• Extracted information
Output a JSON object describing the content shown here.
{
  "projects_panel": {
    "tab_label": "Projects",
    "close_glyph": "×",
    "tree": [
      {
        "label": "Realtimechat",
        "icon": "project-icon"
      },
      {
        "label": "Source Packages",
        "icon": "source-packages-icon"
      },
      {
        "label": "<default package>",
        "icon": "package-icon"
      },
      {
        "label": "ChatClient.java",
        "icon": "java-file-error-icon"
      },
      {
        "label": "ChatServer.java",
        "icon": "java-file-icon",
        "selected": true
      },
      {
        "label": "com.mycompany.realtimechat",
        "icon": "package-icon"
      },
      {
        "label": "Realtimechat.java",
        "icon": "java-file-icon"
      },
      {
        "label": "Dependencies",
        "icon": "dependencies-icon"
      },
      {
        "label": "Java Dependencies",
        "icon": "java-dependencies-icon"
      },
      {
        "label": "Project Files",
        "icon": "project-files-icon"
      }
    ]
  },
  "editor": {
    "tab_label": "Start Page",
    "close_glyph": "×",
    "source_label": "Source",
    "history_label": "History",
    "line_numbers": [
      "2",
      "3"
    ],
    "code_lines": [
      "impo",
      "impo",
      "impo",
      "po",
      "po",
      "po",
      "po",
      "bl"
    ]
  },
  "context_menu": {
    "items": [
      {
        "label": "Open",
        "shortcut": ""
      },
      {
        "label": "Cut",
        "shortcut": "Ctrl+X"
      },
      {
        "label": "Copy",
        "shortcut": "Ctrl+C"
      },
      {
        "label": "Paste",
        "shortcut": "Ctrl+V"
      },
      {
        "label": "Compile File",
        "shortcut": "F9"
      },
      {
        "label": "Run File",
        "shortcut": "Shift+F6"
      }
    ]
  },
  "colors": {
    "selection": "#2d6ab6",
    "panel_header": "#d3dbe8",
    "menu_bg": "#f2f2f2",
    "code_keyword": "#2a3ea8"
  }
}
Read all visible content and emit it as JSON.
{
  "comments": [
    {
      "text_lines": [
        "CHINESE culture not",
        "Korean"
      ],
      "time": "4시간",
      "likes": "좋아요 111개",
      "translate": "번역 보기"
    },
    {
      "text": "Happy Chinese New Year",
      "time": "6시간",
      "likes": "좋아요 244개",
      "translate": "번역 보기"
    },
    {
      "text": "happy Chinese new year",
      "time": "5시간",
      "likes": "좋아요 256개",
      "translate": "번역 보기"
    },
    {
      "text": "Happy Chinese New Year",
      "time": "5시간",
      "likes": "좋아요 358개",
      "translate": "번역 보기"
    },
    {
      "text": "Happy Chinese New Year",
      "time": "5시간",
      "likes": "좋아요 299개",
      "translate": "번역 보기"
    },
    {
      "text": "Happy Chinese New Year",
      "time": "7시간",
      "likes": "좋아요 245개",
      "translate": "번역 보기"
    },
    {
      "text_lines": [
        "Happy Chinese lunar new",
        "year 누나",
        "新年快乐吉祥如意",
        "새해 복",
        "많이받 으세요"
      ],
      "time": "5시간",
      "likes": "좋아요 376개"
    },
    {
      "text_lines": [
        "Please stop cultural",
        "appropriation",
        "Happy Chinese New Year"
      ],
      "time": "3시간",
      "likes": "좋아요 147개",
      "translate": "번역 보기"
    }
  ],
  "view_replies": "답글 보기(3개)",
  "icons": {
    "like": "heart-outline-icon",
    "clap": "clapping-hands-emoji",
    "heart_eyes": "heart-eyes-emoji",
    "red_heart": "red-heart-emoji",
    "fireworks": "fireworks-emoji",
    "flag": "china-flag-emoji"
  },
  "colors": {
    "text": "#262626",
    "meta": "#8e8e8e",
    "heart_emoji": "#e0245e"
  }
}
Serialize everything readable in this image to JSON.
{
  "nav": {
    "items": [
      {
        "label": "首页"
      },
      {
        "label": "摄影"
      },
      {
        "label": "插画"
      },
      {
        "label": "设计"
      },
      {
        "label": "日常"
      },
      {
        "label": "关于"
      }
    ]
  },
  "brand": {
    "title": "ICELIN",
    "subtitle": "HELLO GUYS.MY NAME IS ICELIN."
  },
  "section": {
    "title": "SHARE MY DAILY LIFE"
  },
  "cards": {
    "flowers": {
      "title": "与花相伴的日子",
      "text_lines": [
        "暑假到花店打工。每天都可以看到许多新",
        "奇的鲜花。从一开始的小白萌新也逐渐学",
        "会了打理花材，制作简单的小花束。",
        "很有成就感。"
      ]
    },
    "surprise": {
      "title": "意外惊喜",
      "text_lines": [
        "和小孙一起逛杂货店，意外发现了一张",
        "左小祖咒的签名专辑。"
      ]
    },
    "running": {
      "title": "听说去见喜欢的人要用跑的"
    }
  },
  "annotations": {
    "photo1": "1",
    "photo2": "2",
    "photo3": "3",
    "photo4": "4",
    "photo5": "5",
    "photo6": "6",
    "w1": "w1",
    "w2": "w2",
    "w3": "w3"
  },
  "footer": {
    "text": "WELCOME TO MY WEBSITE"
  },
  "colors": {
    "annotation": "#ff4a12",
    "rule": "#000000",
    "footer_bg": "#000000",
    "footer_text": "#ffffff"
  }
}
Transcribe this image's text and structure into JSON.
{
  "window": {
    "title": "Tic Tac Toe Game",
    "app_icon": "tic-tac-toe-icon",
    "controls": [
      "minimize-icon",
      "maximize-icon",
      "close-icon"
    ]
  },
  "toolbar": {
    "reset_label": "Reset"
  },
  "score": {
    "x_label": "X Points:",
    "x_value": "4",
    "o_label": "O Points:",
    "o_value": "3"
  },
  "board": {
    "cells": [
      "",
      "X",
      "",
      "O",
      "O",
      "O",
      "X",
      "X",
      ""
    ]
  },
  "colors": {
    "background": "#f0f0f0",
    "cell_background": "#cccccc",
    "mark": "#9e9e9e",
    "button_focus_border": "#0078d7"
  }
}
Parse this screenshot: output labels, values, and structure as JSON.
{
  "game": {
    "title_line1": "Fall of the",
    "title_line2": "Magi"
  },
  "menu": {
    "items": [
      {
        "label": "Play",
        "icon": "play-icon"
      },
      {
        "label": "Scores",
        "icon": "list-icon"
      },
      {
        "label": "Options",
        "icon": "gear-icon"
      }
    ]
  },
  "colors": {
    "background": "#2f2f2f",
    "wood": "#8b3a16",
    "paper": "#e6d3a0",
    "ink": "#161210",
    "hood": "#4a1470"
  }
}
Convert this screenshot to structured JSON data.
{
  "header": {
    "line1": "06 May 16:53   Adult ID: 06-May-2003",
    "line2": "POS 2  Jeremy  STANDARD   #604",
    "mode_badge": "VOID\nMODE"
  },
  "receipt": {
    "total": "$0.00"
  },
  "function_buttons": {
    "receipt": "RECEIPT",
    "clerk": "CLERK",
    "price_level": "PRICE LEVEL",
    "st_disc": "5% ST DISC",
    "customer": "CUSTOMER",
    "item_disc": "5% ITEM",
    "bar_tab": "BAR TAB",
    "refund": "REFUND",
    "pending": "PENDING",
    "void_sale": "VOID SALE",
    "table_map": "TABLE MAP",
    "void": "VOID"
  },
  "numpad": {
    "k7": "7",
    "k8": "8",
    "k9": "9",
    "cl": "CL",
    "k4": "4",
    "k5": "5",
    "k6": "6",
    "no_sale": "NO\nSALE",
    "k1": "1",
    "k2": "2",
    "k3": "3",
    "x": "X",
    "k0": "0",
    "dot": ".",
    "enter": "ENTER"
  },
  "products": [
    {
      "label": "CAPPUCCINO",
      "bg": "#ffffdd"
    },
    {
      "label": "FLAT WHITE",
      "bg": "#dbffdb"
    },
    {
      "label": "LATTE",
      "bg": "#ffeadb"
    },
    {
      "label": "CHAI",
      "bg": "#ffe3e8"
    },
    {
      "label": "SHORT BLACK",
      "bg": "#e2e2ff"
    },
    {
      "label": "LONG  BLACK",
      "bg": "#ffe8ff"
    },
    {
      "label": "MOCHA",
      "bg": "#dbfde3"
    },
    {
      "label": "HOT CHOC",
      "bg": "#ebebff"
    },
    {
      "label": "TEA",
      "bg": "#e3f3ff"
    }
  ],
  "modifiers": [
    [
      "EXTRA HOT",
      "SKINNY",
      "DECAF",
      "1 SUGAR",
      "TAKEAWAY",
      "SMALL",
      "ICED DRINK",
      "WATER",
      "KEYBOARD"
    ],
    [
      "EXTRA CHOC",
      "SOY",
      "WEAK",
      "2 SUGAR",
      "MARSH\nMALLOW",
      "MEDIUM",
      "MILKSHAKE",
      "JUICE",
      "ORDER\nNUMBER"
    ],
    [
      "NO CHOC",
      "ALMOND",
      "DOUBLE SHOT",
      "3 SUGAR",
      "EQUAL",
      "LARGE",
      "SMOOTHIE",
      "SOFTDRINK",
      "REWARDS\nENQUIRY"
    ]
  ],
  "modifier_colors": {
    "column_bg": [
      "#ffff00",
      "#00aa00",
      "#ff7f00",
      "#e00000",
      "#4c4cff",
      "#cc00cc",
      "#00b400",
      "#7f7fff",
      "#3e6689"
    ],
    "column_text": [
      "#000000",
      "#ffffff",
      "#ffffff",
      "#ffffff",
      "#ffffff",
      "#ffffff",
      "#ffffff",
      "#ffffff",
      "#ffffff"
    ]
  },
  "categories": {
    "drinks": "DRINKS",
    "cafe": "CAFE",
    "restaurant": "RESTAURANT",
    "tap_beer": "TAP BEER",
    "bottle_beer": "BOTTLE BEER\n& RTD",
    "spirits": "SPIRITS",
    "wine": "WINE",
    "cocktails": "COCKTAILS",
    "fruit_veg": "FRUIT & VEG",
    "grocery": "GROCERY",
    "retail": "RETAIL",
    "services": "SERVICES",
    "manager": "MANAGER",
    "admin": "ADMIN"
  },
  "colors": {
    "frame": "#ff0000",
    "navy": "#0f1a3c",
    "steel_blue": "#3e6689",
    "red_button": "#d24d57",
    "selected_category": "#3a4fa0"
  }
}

• What is being asked
Extract every line above containing the word "ICELIN".

• Task result
    "title": "ICELIN",
    "subtitle": "HELLO GUYS.MY NAME IS ICELIN."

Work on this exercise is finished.